* BEGIN *
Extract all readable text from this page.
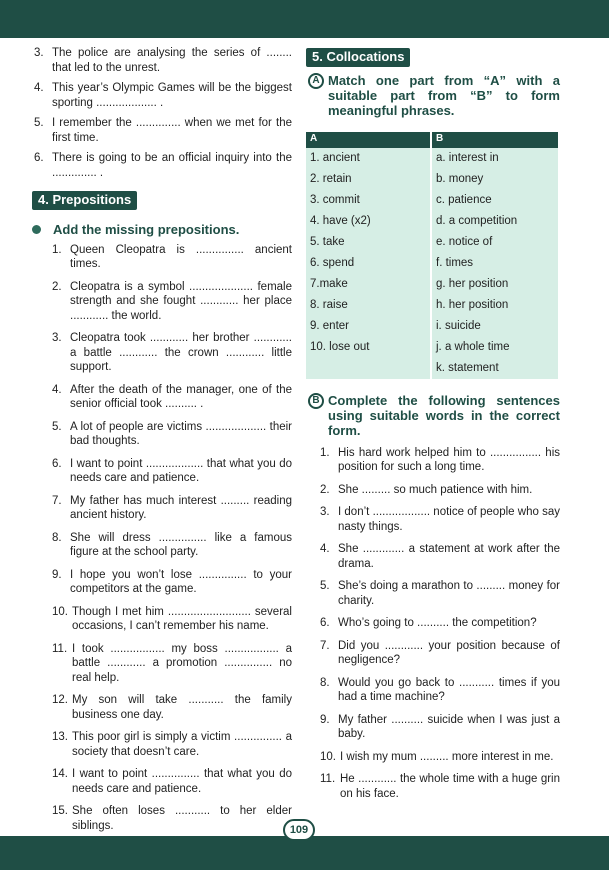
3. The police are analysing the series of ........ that led to the unrest.
4. This year’s Olympic Games will be the biggest sporting ................... .
5. I remember the .............. when we met for the first time.
6. There is going to be an official inquiry into the .............. .
4. Prepositions
Add the missing prepositions.
1. Queen Cleopatra is ............... ancient times.
2. Cleopatra is a symbol .................... female strength and she fought ............ her place ............ the world.
3. Cleopatra took ............ her brother ............ a battle ............ the crown ............ little support.
4. After the death of the manager, one of the senior official took .......... .
5. A lot of people are victims ................... their bad thoughts.
6. I want to point .................. that what you do needs care and patience.
7. My father has much interest ......... reading ancient history.
8. She will dress ............... like a famous figure at the school party.
9. I hope you won’t lose ............... to your competitors at the game.
10. Though I met him .......................... several occasions, I can’t remember his name.
11. I took ................. my boss ................. a battle ............ a promotion ............... no real help.
12. My son will take ........... the family business one day.
13. This poor girl is simply a victim ............... a society that doesn’t care.
14. I want to point ............... that what you do needs care and patience.
15. She often loses ........... to her elder siblings.
5. Collocations
A Match one part from “A” with a suitable part from “B” to form meaningful phrases.
A	B
1. ancient	a. interest in
2. retain	b. money
3. commit	c. patience
4. have (x2)	d. a competition
5. take	e. notice of
6. spend	f. times
7.make	g. her position
8. raise	h. her position
9. enter	i. suicide
10. lose out	j. a whole time
	k. statement
B Complete the following sentences using suitable words in the correct form.
1. His hard work helped him to ................ his position for such a long time.
2. She ......... so much patience with him.
3. I don’t .................. notice of people who say nasty things.
4. She ............. a statement at work after the drama.
5. She’s doing a marathon to ......... money for charity.
6. Who’s going to .......... the competition?
7. Did you ............ your position because of negligence?
8. Would you go back to ........... times if you had a time machine?
9. My father .......... suicide when I was just a baby.
10. I wish my mum ......... more interest in me.
11. He ............ the whole time with a huge grin on his face.
109
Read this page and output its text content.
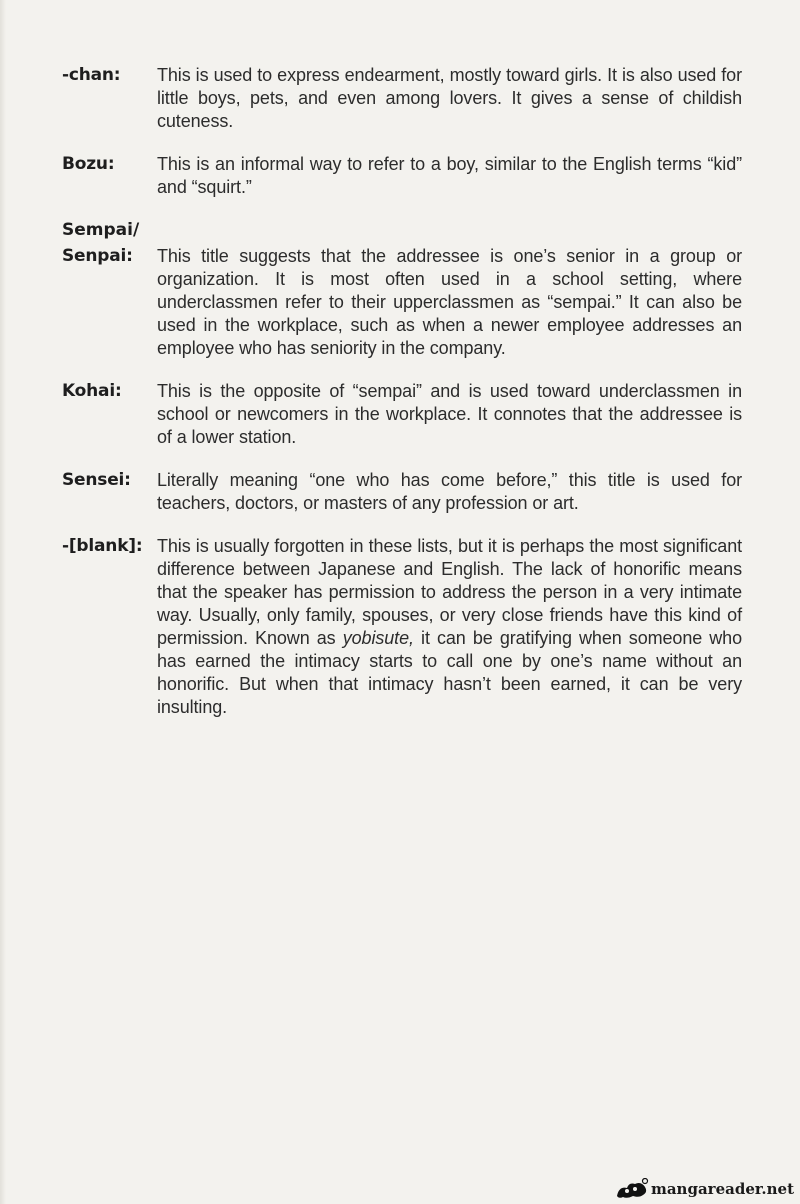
-chan:	This is used to express endearment, mostly toward girls. It is also used for little boys, pets, and even among lovers. It gives a sense of childish cuteness.
Bozu:	This is an informal way to refer to a boy, similar to the English terms “kid” and “squirt.”
Sempai/
Senpai:	This title suggests that the addressee is one’s senior in a group or organization. It is most often used in a school setting, where underclassmen refer to their upperclassmen as “sempai.” It can also be used in the workplace, such as when a newer employee addresses an employee who has seniority in the company.
Kohai:	This is the opposite of “sempai” and is used toward underclassmen in school or newcomers in the workplace. It connotes that the addressee is of a lower station.
Sensei:	Literally meaning “one who has come before,” this title is used for teachers, doctors, or masters of any profession or art.
-[blank]: This is usually forgotten in these lists, but it is perhaps the most significant difference between Japanese and English. The lack of honorific means that the speaker has permission to address the person in a very intimate way. Usually, only family, spouses, or very close friends have this kind of permission. Known as yobisute, it can be gratifying when someone who has earned the intimacy starts to call one by one’s name without an honorific. But when that intimacy hasn’t been earned, it can be very insulting.
mangareader.net
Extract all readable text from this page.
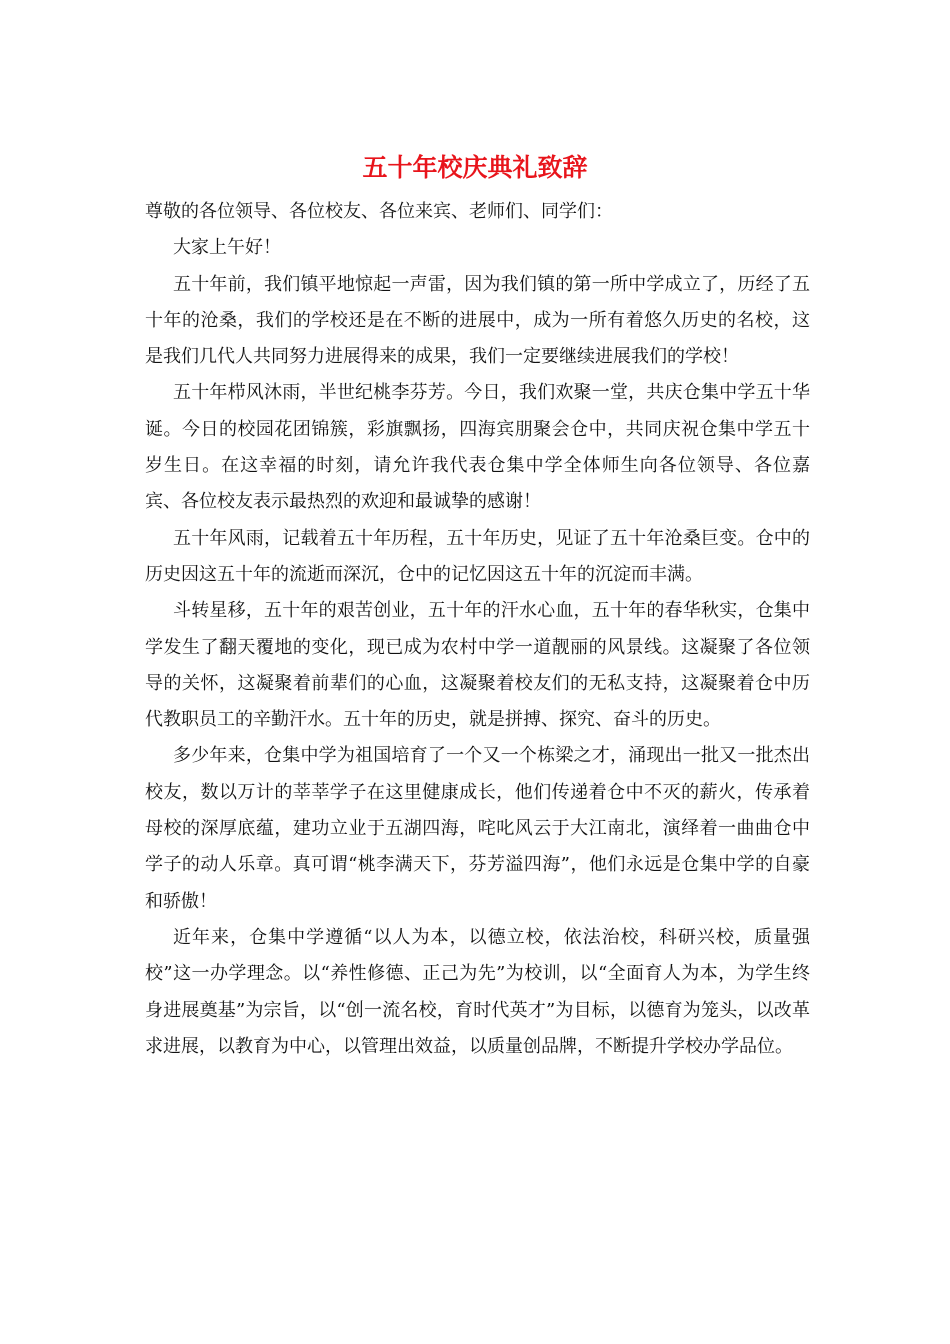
五十年校庆典礼致辞

尊敬的各位领导、各位校友、各位来宾、老师们、同学们：

大家上午好！

五十年前，我们镇平地惊起一声雷，因为我们镇的第一所中学成立了，历经了五十年的沧桑，我们的学校还是在不断的进展中，成为一所有着悠久历史的名校，这是我们几代人共同努力进展得来的成果，我们一定要继续进展我们的学校！

五十年栉风沐雨，半世纪桃李芬芳。今日，我们欢聚一堂，共庆仓集中学五十华诞。今日的校园花团锦簇，彩旗飘扬，四海宾朋聚会仓中，共同庆祝仓集中学五十岁生日。在这幸福的时刻，请允许我代表仓集中学全体师生向各位领导、各位嘉宾、各位校友表示最热烈的欢迎和最诚挚的感谢！

五十年风雨，记载着五十年历程，五十年历史，见证了五十年沧桑巨变。仓中的历史因这五十年的流逝而深沉，仓中的记忆因这五十年的沉淀而丰满。

斗转星移，五十年的艰苦创业，五十年的汗水心血，五十年的春华秋实，仓集中学发生了翻天覆地的变化，现已成为农村中学一道靓丽的风景线。这凝聚了各位领导的关怀，这凝聚着前辈们的心血，这凝聚着校友们的无私支持，这凝聚着仓中历代教职员工的辛勤汗水。五十年的历史，就是拼搏、探究、奋斗的历史。

多少年来，仓集中学为祖国培育了一个又一个栋梁之才，涌现出一批又一批杰出校友，数以万计的莘莘学子在这里健康成长，他们传递着仓中不灭的薪火，传承着母校的深厚底蕴，建功立业于五湖四海，咤叱风云于大江南北，演绎着一曲曲仓中学子的动人乐章。真可谓“桃李满天下，芬芳溢四海”，他们永远是仓集中学的自豪和骄傲！

近年来，仓集中学遵循“以人为本，以德立校，依法治校，科研兴校，质量强校”这一办学理念。以“养性修德、正己为先”为校训，以“全面育人为本，为学生终身进展奠基”为宗旨，以“创一流名校，育时代英才”为目标，以德育为笼头，以改革求进展，以教育为中心，以管理出效益，以质量创品牌，不断提升学校办学品位。
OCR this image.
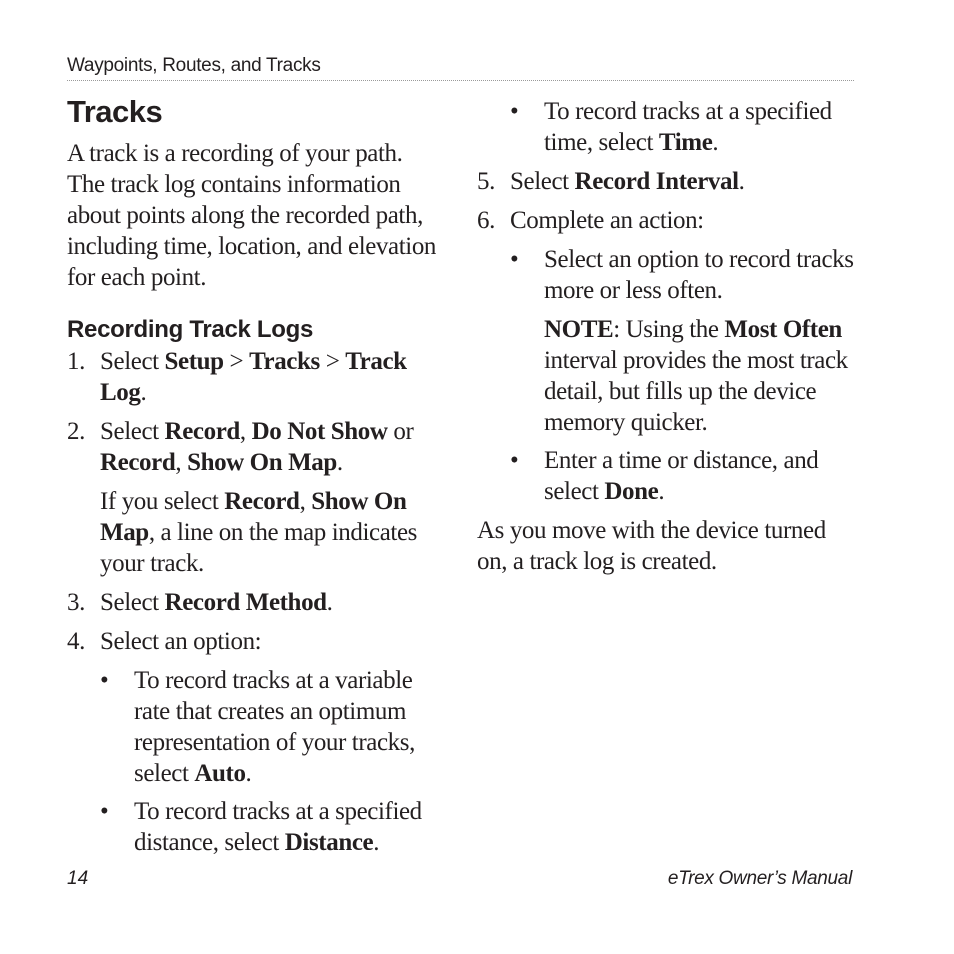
Waypoints, Routes, and Tracks
Tracks
A track is a recording of your path.
The track log contains information
about points along the recorded path,
including time, location, and elevation
for each point.
Recording Track Logs
1. Select Setup > Tracks > Track
Log.
2. Select Record, Do Not Show or
Record, Show On Map.
If you select Record, Show On
Map, a line on the map indicates
your track.
3. Select Record Method.
4. Select an option:
• To record tracks at a variable
rate that creates an optimum
representation of your tracks,
select Auto.
• To record tracks at a specified
distance, select Distance.
• To record tracks at a specified
time, select Time.
5. Select Record Interval.
6. Complete an action:
• Select an option to record tracks
more or less often.
NOTE: Using the Most Often
interval provides the most track
detail, but fills up the device
memory quicker.
• Enter a time or distance, and
select Done.
As you move with the device turned
on, a track log is created.
14	eTrex Owner’s Manual
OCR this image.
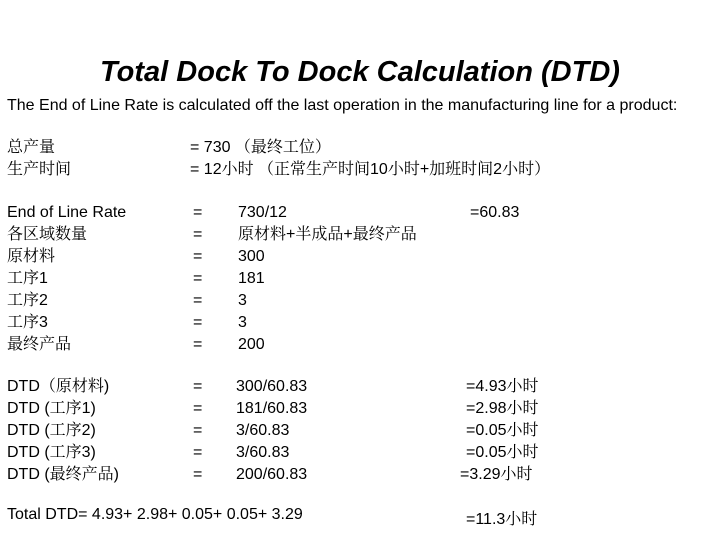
Total Dock To Dock Calculation (DTD)
The End of Line Rate is calculated off the last operation in the manufacturing line for a product:
总产量	= 730 （最终工位）
生产时间	= 12小时 （正常生产时间10小时+加班时间2小时）
End of Line Rate	= 730/12	=60.83
各区域数量	= 原材料+半成品+最终产品
原材料	= 300
工序1	= 181
工序2	= 3
工序3	= 3
最终产品	= 200
DTD（原材料)	= 300/60.83	=4.93小时
DTD (工序1)	= 181/60.83	=2.98小时
DTD (工序2)	= 3/60.83	=0.05小时
DTD (工序3)	= 3/60.83	=0.05小时
DTD (最终产品)	= 200/60.83	=3.29小时
Total DTD= 4.93+ 2.98+ 0.05+ 0.05+ 3.29	=11.3小时
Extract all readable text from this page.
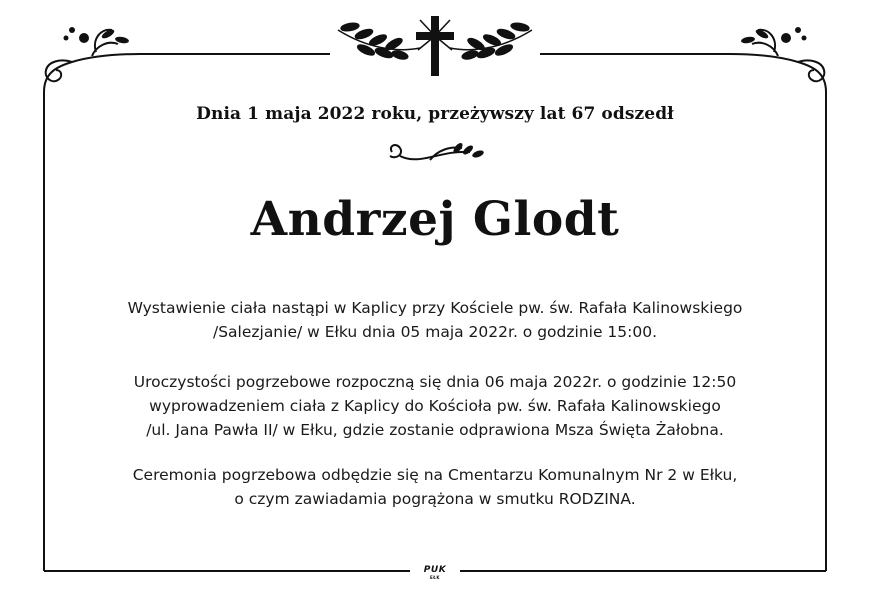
Dnia 1 maja 2022 roku, przeżywszy lat 67 odszedł
Andrzej Glodt
Wystawienie ciała nastąpi w Kaplicy przy Kościele pw. św. Rafała Kalinowskiego
/Salezjanie/ w Ełku dnia 05 maja 2022r. o godzinie 15:00.
Uroczystości pogrzebowe rozpoczną się dnia 06 maja 2022r. o godzinie 12:50
wyprowadzeniem ciała z Kaplicy do Kościoła pw. św. Rafała Kalinowskiego
/ul. Jana Pawła II/ w Ełku, gdzie zostanie odprawiona Msza Święta Żałobna.
Ceremonia pogrzebowa odbędzie się na Cmentarzu Komunalnym Nr 2 w Ełku,
o czym zawiadamia pogrążona w smutku RODZINA.
PUK
EŁK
* END *
Copy the records word for word, leaving no picture in the copy.

**Task solution:**
Extract all readable text from this page.
3. The police are analysing the series of ........ that led to the unrest.
4. This year’s Olympic Games will be the biggest sporting ................... .
5. I remember the .............. when we met for the first time.
6. There is going to be an official inquiry into the .............. .
4. Prepositions
Add the missing prepositions.
1. Queen Cleopatra is ............... ancient times.
2. Cleopatra is a symbol .................... female strength and she fought ............ her place ............ the world.
3. Cleopatra took ............ her brother ............ a battle ............ the crown ............ little support.
4. After the death of the manager, one of the senior official took .......... .
5. A lot of people are victims ................... their bad thoughts.
6. I want to point .................. that what you do needs care and patience.
7. My father has much interest ......... reading ancient history.
8. She will dress ............... like a famous figure at the school party.
9. I hope you won’t lose ............... to your competitors at the game.
10. Though I met him .......................... several occasions, I can’t remember his name.
11. I took ................. my boss ................. a battle ............ a promotion ............... no real help.
12. My son will take ........... the family business one day.
13. This poor girl is simply a victim ............... a society that doesn’t care.
14. I want to point ............... that what you do needs care and patience.
15. She often loses ........... to her elder siblings.
5. Collocations
A Match one part from “A” with a suitable part from “B” to form meaningful phrases.
A	B
1. ancient	a. interest in
2. retain	b. money
3. commit	c. patience
4. have (x2)	d. a competition
5. take	e. notice of
6. spend	f. times
7.make	g. her position
8. raise	h. her position
9. enter	i. suicide
10. lose out	j. a whole time
	k. statement
B Complete the following sentences using suitable words in the correct form.
1. His hard work helped him to ................ his position for such a long time.
2. She ......... so much patience with him.
3. I don’t .................. notice of people who say nasty things.
4. She ............. a statement at work after the drama.
5. She’s doing a marathon to ......... money for charity.
6. Who’s going to .......... the competition?
7. Did you ............ your position because of negligence?
8. Would you go back to ........... times if you had a time machine?
9. My father .......... suicide when I was just a baby.
10. I wish my mum ......... more interest in me.
11. He ............ the whole time with a huge grin on his face.
109
Read this page and output its text content.
-chan:	This is used to express endearment, mostly toward girls. It is also used for little boys, pets, and even among lovers. It gives a sense of childish cuteness.
Bozu:	This is an informal way to refer to a boy, similar to the English terms “kid” and “squirt.”
Sempai/
Senpai:	This title suggests that the addressee is one’s senior in a group or organization. It is most often used in a school setting, where underclassmen refer to their upperclassmen as “sempai.” It can also be used in the workplace, such as when a newer employee addresses an employee who has seniority in the company.
Kohai:	This is the opposite of “sempai” and is used toward underclassmen in school or newcomers in the workplace. It connotes that the addressee is of a lower station.
Sensei:	Literally meaning “one who has come before,” this title is used for teachers, doctors, or masters of any profession or art.
-[blank]: This is usually forgotten in these lists, but it is perhaps the most significant difference between Japanese and English. The lack of honorific means that the speaker has permission to address the person in a very intimate way. Usually, only family, spouses, or very close friends have this kind of permission. Known as yobisute, it can be gratifying when someone who has earned the intimacy starts to call one by one’s name without an honorific. But when that intimacy hasn’t been earned, it can be very insulting.
mangareader.net
Extract all readable text from this page.
五十年校庆典礼致辞

尊敬的各位领导、各位校友、各位来宾、老师们、同学们：

大家上午好！

五十年前，我们镇平地惊起一声雷，因为我们镇的第一所中学成立了，历经了五十年的沧桑，我们的学校还是在不断的进展中，成为一所有着悠久历史的名校，这是我们几代人共同努力进展得来的成果，我们一定要继续进展我们的学校！

五十年栉风沐雨，半世纪桃李芬芳。今日，我们欢聚一堂，共庆仓集中学五十华诞。今日的校园花团锦簇，彩旗飘扬，四海宾朋聚会仓中，共同庆祝仓集中学五十岁生日。在这幸福的时刻，请允许我代表仓集中学全体师生向各位领导、各位嘉宾、各位校友表示最热烈的欢迎和最诚挚的感谢！

五十年风雨，记载着五十年历程，五十年历史，见证了五十年沧桑巨变。仓中的历史因这五十年的流逝而深沉，仓中的记忆因这五十年的沉淀而丰满。

斗转星移，五十年的艰苦创业，五十年的汗水心血，五十年的春华秋实，仓集中学发生了翻天覆地的变化，现已成为农村中学一道靓丽的风景线。这凝聚了各位领导的关怀，这凝聚着前辈们的心血，这凝聚着校友们的无私支持，这凝聚着仓中历代教职员工的辛勤汗水。五十年的历史，就是拼搏、探究、奋斗的历史。

多少年来，仓集中学为祖国培育了一个又一个栋梁之才，涌现出一批又一批杰出校友，数以万计的莘莘学子在这里健康成长，他们传递着仓中不灭的薪火，传承着母校的深厚底蕴，建功立业于五湖四海，咤叱风云于大江南北，演绎着一曲曲仓中学子的动人乐章。真可谓“桃李满天下，芬芳溢四海”，他们永远是仓集中学的自豪和骄傲！

近年来，仓集中学遵循“以人为本，以德立校，依法治校，科研兴校，质量强校”这一办学理念。以“养性修德、正己为先”为校训，以“全面育人为本，为学生终身进展奠基”为宗旨，以“创一流名校，育时代英才”为目标，以德育为笼头，以改革求进展，以教育为中心，以管理出效益，以质量创品牌，不断提升学校办学品位。
OCR this image.
Waypoints, Routes, and Tracks
Tracks
A track is a recording of your path.
The track log contains information
about points along the recorded path,
including time, location, and elevation
for each point.
Recording Track Logs
1. Select Setup > Tracks > Track
Log.
2. Select Record, Do Not Show or
Record, Show On Map.
If you select Record, Show On
Map, a line on the map indicates
your track.
3. Select Record Method.
4. Select an option:
• To record tracks at a variable
rate that creates an optimum
representation of your tracks,
select Auto.
• To record tracks at a specified
distance, select Distance.
• To record tracks at a specified
time, select Time.
5. Select Record Interval.
6. Complete an action:
• Select an option to record tracks
more or less often.
NOTE: Using the Most Often
interval provides the most track
detail, but fills up the device
memory quicker.
• Enter a time or distance, and
select Done.
As you move with the device turned
on, a track log is created.
14	eTrex Owner’s Manual
OCR this image.
Total Dock To Dock Calculation (DTD)
The End of Line Rate is calculated off the last operation in the manufacturing line for a product:
总产量	= 730 （最终工位）
生产时间	= 12小时 （正常生产时间10小时+加班时间2小时）
End of Line Rate	= 730/12	=60.83
各区域数量	= 原材料+半成品+最终产品
原材料	= 300
工序1	= 181
工序2	= 3
工序3	= 3
最终产品	= 200
DTD（原材料)	= 300/60.83	=4.93小时
DTD (工序1)	= 181/60.83	=2.98小时
DTD (工序2)	= 3/60.83	=0.05小时
DTD (工序3)	= 3/60.83	=0.05小时
DTD (最终产品)	= 200/60.83	=3.29小时
Total DTD= 4.93+ 2.98+ 0.05+ 0.05+ 3.29	=11.3小时
Extract all readable text from this page.
Dnia 1 maja 2022 roku, przeżywszy lat 67 odszedł
Andrzej Glodt
Wystawienie ciała nastąpi w Kaplicy przy Kościele pw. św. Rafała Kalinowskiego
/Salezjanie/ w Ełku dnia 05 maja 2022r. o godzinie 15:00.
Uroczystości pogrzebowe rozpoczną się dnia 06 maja 2022r. o godzinie 12:50
wyprowadzeniem ciała z Kaplicy do Kościoła pw. św. Rafała Kalinowskiego
/ul. Jana Pawła II/ w Ełku, gdzie zostanie odprawiona Msza Święta Żałobna.
Ceremonia pogrzebowa odbędzie się na Cmentarzu Komunalnym Nr 2 w Ełku,
o czym zawiadamia pogrążona w smutku RODZINA.
PUK
EŁK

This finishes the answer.